**Task description**
Pick out each line below containing "theme".

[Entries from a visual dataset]
● ● ● ● ●

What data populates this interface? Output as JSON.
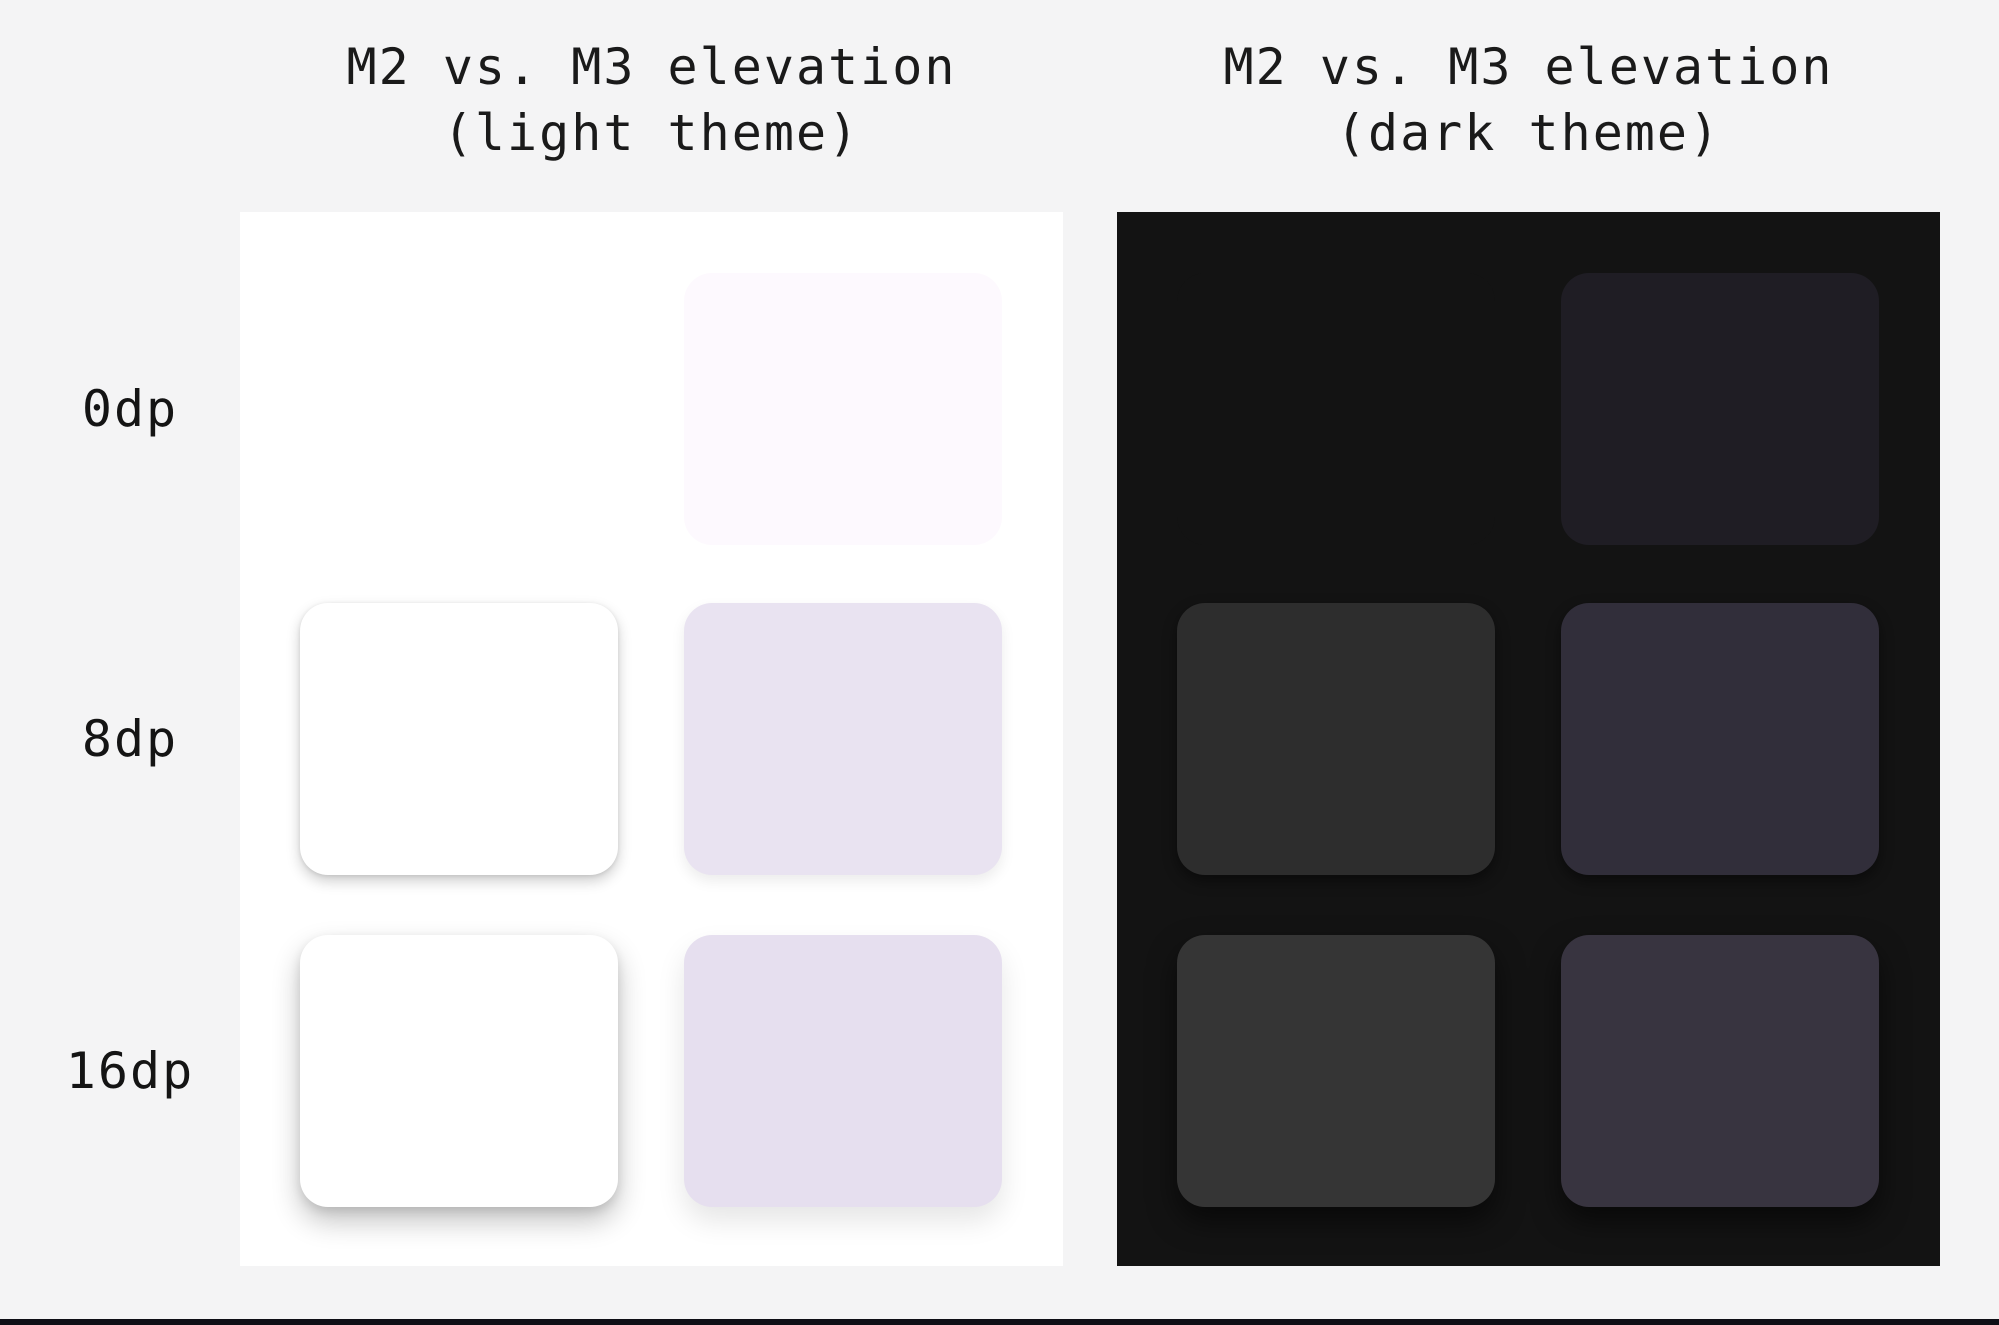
{
  "page": {
    "background": "#F4F4F5",
    "bottom_bar_color": "#0E0E16"
  },
  "row_labels": [
    "0dp",
    "8dp",
    "16dp"
  ],
  "panels": {
    "light": {
      "title": "M2 vs. M3 elevation",
      "subtitle": "(light theme)",
      "surface": "#FFFFFF",
      "cards": {
        "m2": [
          "#FFFFFF",
          "#FFFFFF",
          "#FFFFFF"
        ],
        "m3": [
          "#FDF9FE",
          "#E9E3F1",
          "#E6DFEF"
        ]
      }
    },
    "dark": {
      "title": "M2 vs. M3 elevation",
      "subtitle": "(dark theme)",
      "surface": "#131313",
      "cards": {
        "m2": [
          "#131313",
          "#2D2D2D",
          "#353535"
        ],
        "m3": [
          "#1F1D24",
          "#312E3A",
          "#383440"
        ]
      }
    }
  }
}
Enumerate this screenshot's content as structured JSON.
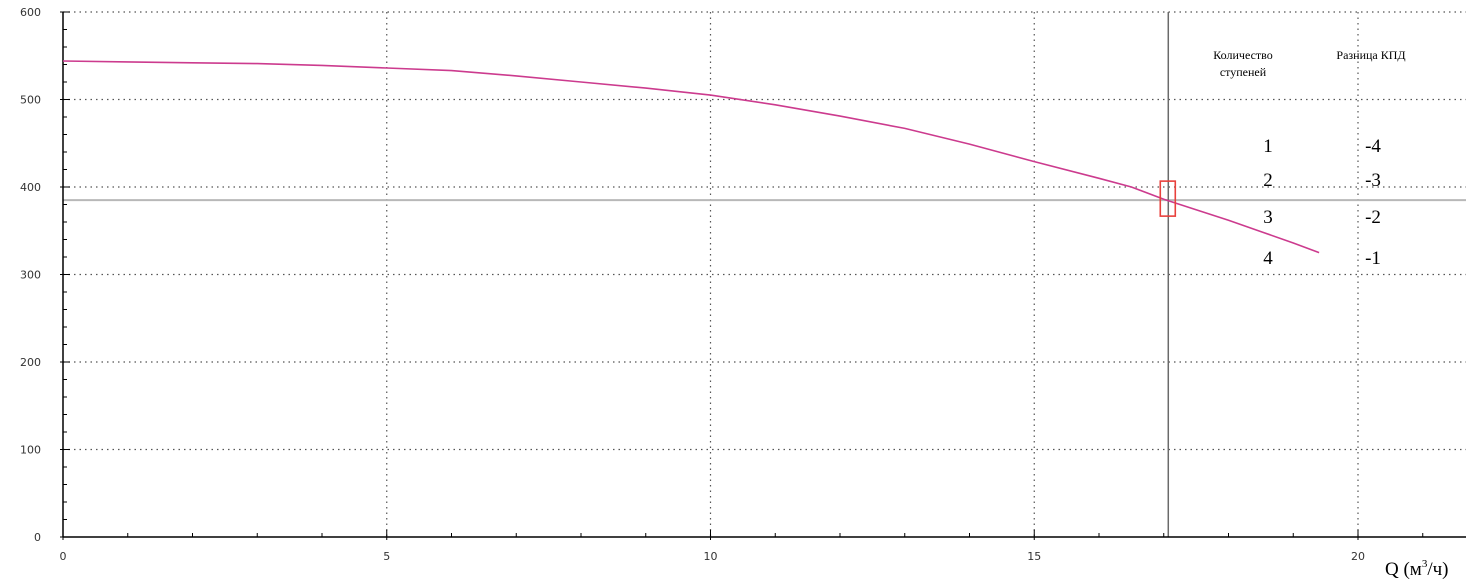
{
  "chart_data": {
    "type": "line",
    "title": "",
    "xlabel": "Q (м³/ч)",
    "xlabel_main": "Q (м",
    "xlabel_sup": "3",
    "xlabel_end": "/ч)",
    "ylabel": "",
    "xlim": [
      0,
      21.8
    ],
    "ylim": [
      0,
      600
    ],
    "x_ticks": [
      0,
      5,
      10,
      15,
      20
    ],
    "x_tick_labels": [
      "0",
      "5",
      "10",
      "15",
      "20"
    ],
    "y_ticks": [
      0,
      100,
      200,
      300,
      400,
      500,
      600
    ],
    "y_tick_labels": [
      "0",
      "100",
      "200",
      "300",
      "400",
      "500",
      "600"
    ],
    "grid": true,
    "series": [
      {
        "color": "#cc3b8e",
        "x": [
          0,
          1,
          2,
          3,
          4,
          5,
          6,
          7,
          8,
          9,
          10,
          11,
          12,
          13,
          14,
          15,
          16,
          16.5,
          17,
          17.5,
          18,
          18.5,
          19,
          19.4
        ],
        "y": [
          544,
          543,
          542,
          541,
          539,
          536,
          533,
          527,
          520,
          513,
          505,
          494,
          481,
          467,
          449,
          429,
          410,
          400,
          386,
          374,
          362,
          349,
          336,
          325
        ]
      }
    ],
    "operating_point": {
      "x": 17.07,
      "y": 385
    },
    "reference_lines": {
      "vertical_x": 17.07,
      "horizontal_y": 385
    }
  },
  "table": {
    "header_stages": [
      "Количество",
      "ступеней"
    ],
    "header_eff": "Разница КПД",
    "rows": [
      {
        "stages": "1",
        "eff": "-4"
      },
      {
        "stages": "2",
        "eff": "-3"
      },
      {
        "stages": "3",
        "eff": "-2"
      },
      {
        "stages": "4",
        "eff": "-1"
      }
    ]
  },
  "colors": {
    "curve": "#cc3b8e",
    "marker": "#e8413d",
    "axis": "#000000",
    "grid": "#555555",
    "reference_vertical": "#6a6a6a",
    "reference_horizontal": "#b8b8b8"
  }
}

● ● ● ● ●

**Response to this task**
      "subtitle": "(light theme)",
      "subtitle": "(dark theme)",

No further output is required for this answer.